> What is needed
Provide only the number of lines in the listing that contain the string "name".

Records from a collection of figures
^^^^^^^^^^^^^^^^

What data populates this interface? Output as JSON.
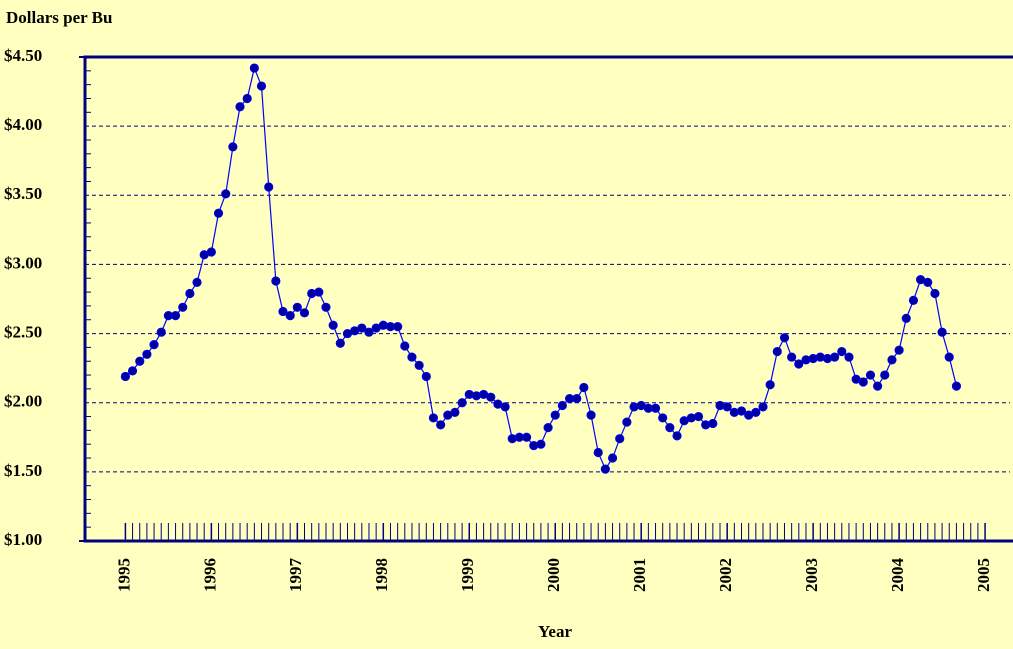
{
  "chart_data": {
    "type": "line",
    "y_axis_title": "Dollars per Bu",
    "x_axis_title": "Year",
    "xlim": [
      1994.53,
      2005.29
    ],
    "xticks": [
      1995,
      1996,
      1997,
      1998,
      1999,
      2000,
      2001,
      2002,
      2003,
      2004,
      2005
    ],
    "ylim": [
      1.0,
      4.5
    ],
    "yticks": [
      {
        "value": 1.0,
        "label": "$1.00"
      },
      {
        "value": 1.5,
        "label": "$1.50"
      },
      {
        "value": 2.0,
        "label": "$2.00"
      },
      {
        "value": 2.5,
        "label": "$2.50"
      },
      {
        "value": 3.0,
        "label": "$3.00"
      },
      {
        "value": 3.5,
        "label": "$3.50"
      },
      {
        "value": 4.0,
        "label": "$4.00"
      },
      {
        "value": 4.5,
        "label": "$4.50"
      }
    ],
    "grid": true,
    "x": [
      1995.0,
      1995.083,
      1995.167,
      1995.25,
      1995.333,
      1995.417,
      1995.5,
      1995.583,
      1995.667,
      1995.75,
      1995.833,
      1995.917,
      1996.0,
      1996.083,
      1996.167,
      1996.25,
      1996.333,
      1996.417,
      1996.5,
      1996.583,
      1996.667,
      1996.75,
      1996.833,
      1996.917,
      1997.0,
      1997.083,
      1997.167,
      1997.25,
      1997.333,
      1997.417,
      1997.5,
      1997.583,
      1997.667,
      1997.75,
      1997.833,
      1997.917,
      1998.0,
      1998.083,
      1998.167,
      1998.25,
      1998.333,
      1998.417,
      1998.5,
      1998.583,
      1998.667,
      1998.75,
      1998.833,
      1998.917,
      1999.0,
      1999.083,
      1999.167,
      1999.25,
      1999.333,
      1999.417,
      1999.5,
      1999.583,
      1999.667,
      1999.75,
      1999.833,
      1999.917,
      2000.0,
      2000.083,
      2000.167,
      2000.25,
      2000.333,
      2000.417,
      2000.5,
      2000.583,
      2000.667,
      2000.75,
      2000.833,
      2000.917,
      2001.0,
      2001.083,
      2001.167,
      2001.25,
      2001.333,
      2001.417,
      2001.5,
      2001.583,
      2001.667,
      2001.75,
      2001.833,
      2001.917,
      2002.0,
      2002.083,
      2002.167,
      2002.25,
      2002.333,
      2002.417,
      2002.5,
      2002.583,
      2002.667,
      2002.75,
      2002.833,
      2002.917,
      2003.0,
      2003.083,
      2003.167,
      2003.25,
      2003.333,
      2003.417,
      2003.5,
      2003.583,
      2003.667,
      2003.75,
      2003.833,
      2003.917,
      2004.0,
      2004.083,
      2004.167,
      2004.25,
      2004.333,
      2004.417,
      2004.5,
      2004.583,
      2004.667
    ],
    "series": [
      {
        "color": "#0000ff",
        "marker_color": "#0000a0",
        "values": [
          2.19,
          2.23,
          2.3,
          2.35,
          2.42,
          2.51,
          2.63,
          2.63,
          2.69,
          2.79,
          2.87,
          3.07,
          3.09,
          3.37,
          3.51,
          3.85,
          4.14,
          4.2,
          4.42,
          4.29,
          3.56,
          2.88,
          2.66,
          2.63,
          2.69,
          2.65,
          2.79,
          2.8,
          2.69,
          2.56,
          2.43,
          2.5,
          2.52,
          2.54,
          2.51,
          2.54,
          2.56,
          2.55,
          2.55,
          2.41,
          2.33,
          2.27,
          2.19,
          1.89,
          1.84,
          1.91,
          1.93,
          2.0,
          2.06,
          2.05,
          2.06,
          2.04,
          1.99,
          1.97,
          1.74,
          1.75,
          1.75,
          1.69,
          1.7,
          1.82,
          1.91,
          1.98,
          2.03,
          2.03,
          2.11,
          1.91,
          1.64,
          1.52,
          1.6,
          1.74,
          1.86,
          1.97,
          1.98,
          1.96,
          1.96,
          1.89,
          1.82,
          1.76,
          1.87,
          1.89,
          1.9,
          1.84,
          1.85,
          1.98,
          1.97,
          1.93,
          1.94,
          1.91,
          1.93,
          1.97,
          2.13,
          2.37,
          2.47,
          2.33,
          2.28,
          2.31,
          2.32,
          2.33,
          2.32,
          2.33,
          2.37,
          2.33,
          2.17,
          2.15,
          2.2,
          2.12,
          2.2,
          2.31,
          2.38,
          2.61,
          2.74,
          2.89,
          2.87,
          2.79,
          2.51,
          2.33,
          2.12
        ]
      }
    ]
  }
}
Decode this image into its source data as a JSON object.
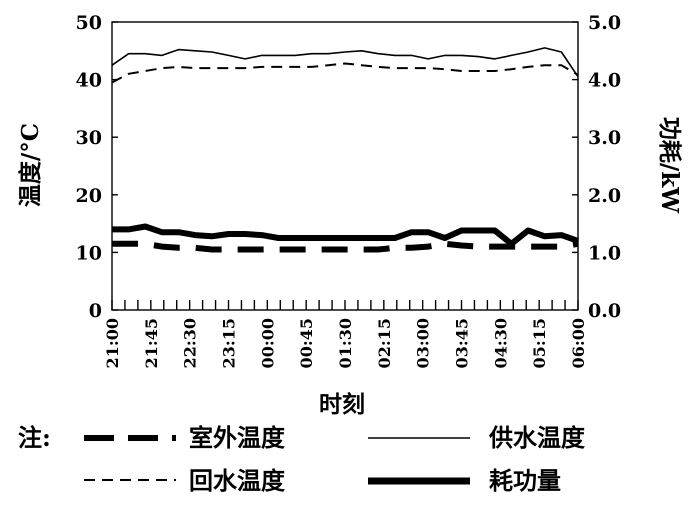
{
  "chart_data": {
    "type": "line",
    "xlabel": "时刻",
    "ylabel_left": "温度/°C",
    "ylabel_right": "功耗/kW",
    "y_left_range": [
      0,
      50
    ],
    "y_left_ticks": [
      0,
      10,
      20,
      30,
      40,
      50
    ],
    "y_right_range": [
      0.0,
      5.0
    ],
    "y_right_ticks": [
      "0.0",
      "1.0",
      "2.0",
      "3.0",
      "4.0",
      "5.0"
    ],
    "x_tick_labels": [
      "21:00",
      "21:45",
      "22:30",
      "23:15",
      "00:00",
      "00:45",
      "01:30",
      "02:15",
      "03:00",
      "03:45",
      "04:30",
      "05:15",
      "06:00"
    ],
    "x_tick_count": 37,
    "grid": false,
    "legend": {
      "prefix": "注:",
      "position": "bottom",
      "entries": [
        "室外温度",
        "供水温度",
        "回水温度",
        "耗功量"
      ]
    },
    "series": [
      {
        "name": "供水温度",
        "axis": "left",
        "style": "solid",
        "values": [
          42.5,
          44.5,
          44.5,
          44.2,
          45.2,
          45.0,
          44.8,
          44.2,
          43.6,
          44.2,
          44.2,
          44.2,
          44.5,
          44.5,
          44.8,
          45.0,
          44.5,
          44.2,
          44.2,
          43.6,
          44.2,
          44.2,
          44.0,
          43.6,
          44.2,
          44.8,
          45.5,
          44.8,
          40.5
        ]
      },
      {
        "name": "回水温度",
        "axis": "left",
        "style": "dashed",
        "values": [
          39.5,
          41.0,
          41.5,
          42.0,
          42.2,
          42.0,
          42.0,
          42.0,
          42.0,
          42.2,
          42.2,
          42.2,
          42.2,
          42.5,
          42.8,
          42.5,
          42.2,
          42.0,
          42.0,
          42.0,
          41.8,
          41.5,
          41.5,
          41.5,
          41.8,
          42.2,
          42.5,
          42.5,
          40.8
        ]
      },
      {
        "name": "耗功量",
        "axis": "right",
        "style": "bold",
        "values": [
          1.4,
          1.4,
          1.45,
          1.35,
          1.35,
          1.3,
          1.28,
          1.32,
          1.32,
          1.3,
          1.25,
          1.25,
          1.25,
          1.25,
          1.25,
          1.25,
          1.25,
          1.25,
          1.35,
          1.35,
          1.25,
          1.38,
          1.38,
          1.38,
          1.15,
          1.38,
          1.28,
          1.3,
          1.2
        ]
      },
      {
        "name": "室外温度",
        "axis": "left",
        "style": "long-dashed",
        "values": [
          11.5,
          11.5,
          11.5,
          11.0,
          10.8,
          10.8,
          10.5,
          10.5,
          10.5,
          10.5,
          10.5,
          10.5,
          10.5,
          10.5,
          10.5,
          10.5,
          10.5,
          10.8,
          10.8,
          11.0,
          11.5,
          11.2,
          11.0,
          11.0,
          11.0,
          11.0,
          11.0,
          11.0,
          11.5
        ]
      }
    ]
  }
}
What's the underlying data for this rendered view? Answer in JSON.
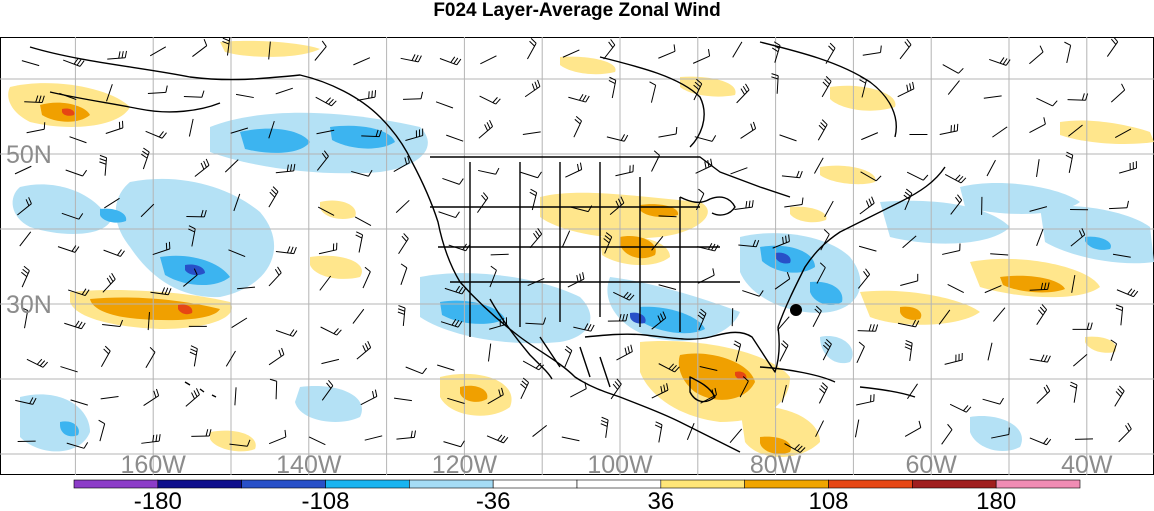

^^^^^^^^^^^^^^^^

> Task output
4